From the listing below, extract every line containing "address".

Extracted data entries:
--*--

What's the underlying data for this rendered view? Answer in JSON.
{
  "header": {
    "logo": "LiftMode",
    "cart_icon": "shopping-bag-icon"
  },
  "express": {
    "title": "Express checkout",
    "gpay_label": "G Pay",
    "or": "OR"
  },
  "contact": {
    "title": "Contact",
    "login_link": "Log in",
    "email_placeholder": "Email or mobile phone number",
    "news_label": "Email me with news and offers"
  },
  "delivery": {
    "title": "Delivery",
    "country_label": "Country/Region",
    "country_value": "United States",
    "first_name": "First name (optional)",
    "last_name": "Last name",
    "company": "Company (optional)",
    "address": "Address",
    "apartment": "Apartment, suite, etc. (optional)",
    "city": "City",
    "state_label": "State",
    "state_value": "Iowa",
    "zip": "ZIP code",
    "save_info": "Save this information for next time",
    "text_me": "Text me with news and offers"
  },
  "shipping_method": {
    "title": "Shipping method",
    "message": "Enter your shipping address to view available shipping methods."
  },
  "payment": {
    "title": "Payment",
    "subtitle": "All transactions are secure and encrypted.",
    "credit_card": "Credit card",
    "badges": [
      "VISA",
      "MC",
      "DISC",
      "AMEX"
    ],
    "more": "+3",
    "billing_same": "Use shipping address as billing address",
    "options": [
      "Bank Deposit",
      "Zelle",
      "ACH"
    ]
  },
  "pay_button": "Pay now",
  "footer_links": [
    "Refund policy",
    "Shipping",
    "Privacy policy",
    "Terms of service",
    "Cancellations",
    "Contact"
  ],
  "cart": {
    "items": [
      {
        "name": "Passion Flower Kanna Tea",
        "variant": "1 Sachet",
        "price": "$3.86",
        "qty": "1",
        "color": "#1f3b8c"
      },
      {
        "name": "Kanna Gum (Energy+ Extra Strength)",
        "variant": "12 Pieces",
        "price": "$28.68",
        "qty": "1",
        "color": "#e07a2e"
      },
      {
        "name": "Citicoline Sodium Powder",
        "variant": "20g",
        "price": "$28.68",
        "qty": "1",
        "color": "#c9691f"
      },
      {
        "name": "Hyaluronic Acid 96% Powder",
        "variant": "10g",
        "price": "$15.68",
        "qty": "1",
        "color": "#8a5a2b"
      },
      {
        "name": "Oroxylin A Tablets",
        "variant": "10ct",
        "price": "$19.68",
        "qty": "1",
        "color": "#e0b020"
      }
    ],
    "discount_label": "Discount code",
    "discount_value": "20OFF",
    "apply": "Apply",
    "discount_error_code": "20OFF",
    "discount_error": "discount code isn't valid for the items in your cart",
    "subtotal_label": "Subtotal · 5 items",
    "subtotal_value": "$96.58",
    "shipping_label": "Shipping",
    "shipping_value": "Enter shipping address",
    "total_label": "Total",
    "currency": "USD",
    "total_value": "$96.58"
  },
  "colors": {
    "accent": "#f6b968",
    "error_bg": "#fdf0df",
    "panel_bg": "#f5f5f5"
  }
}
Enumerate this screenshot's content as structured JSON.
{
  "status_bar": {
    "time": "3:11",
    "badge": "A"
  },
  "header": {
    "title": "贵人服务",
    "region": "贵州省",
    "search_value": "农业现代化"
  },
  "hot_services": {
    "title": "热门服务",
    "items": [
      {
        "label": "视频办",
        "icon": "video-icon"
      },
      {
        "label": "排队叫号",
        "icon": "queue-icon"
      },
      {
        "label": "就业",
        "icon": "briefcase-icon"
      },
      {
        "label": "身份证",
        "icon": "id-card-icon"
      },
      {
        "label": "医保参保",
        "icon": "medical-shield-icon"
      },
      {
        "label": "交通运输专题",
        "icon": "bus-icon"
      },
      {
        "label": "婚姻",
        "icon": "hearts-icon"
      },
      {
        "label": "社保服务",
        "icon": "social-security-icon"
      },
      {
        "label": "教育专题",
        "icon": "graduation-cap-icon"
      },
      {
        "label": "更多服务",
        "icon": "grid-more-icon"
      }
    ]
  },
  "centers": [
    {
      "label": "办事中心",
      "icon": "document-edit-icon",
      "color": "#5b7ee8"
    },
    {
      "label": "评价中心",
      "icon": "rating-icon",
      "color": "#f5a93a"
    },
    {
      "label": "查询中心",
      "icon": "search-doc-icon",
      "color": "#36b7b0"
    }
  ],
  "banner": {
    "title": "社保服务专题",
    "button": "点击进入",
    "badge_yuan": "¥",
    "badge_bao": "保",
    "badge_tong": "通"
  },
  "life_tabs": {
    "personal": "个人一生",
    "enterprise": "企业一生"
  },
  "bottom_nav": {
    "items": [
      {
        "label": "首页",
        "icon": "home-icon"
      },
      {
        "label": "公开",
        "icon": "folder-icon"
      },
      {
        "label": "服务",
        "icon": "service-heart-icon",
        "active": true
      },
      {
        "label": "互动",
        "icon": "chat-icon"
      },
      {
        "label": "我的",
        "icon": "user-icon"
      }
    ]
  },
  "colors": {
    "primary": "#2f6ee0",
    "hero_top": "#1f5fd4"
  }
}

--*--

Exercise response
    "address": "Address",
    "message": "Enter your shipping address to view available shipping methods."
    "billing_same": "Use shipping address as billing address",
    "shipping_value": "Enter shipping address",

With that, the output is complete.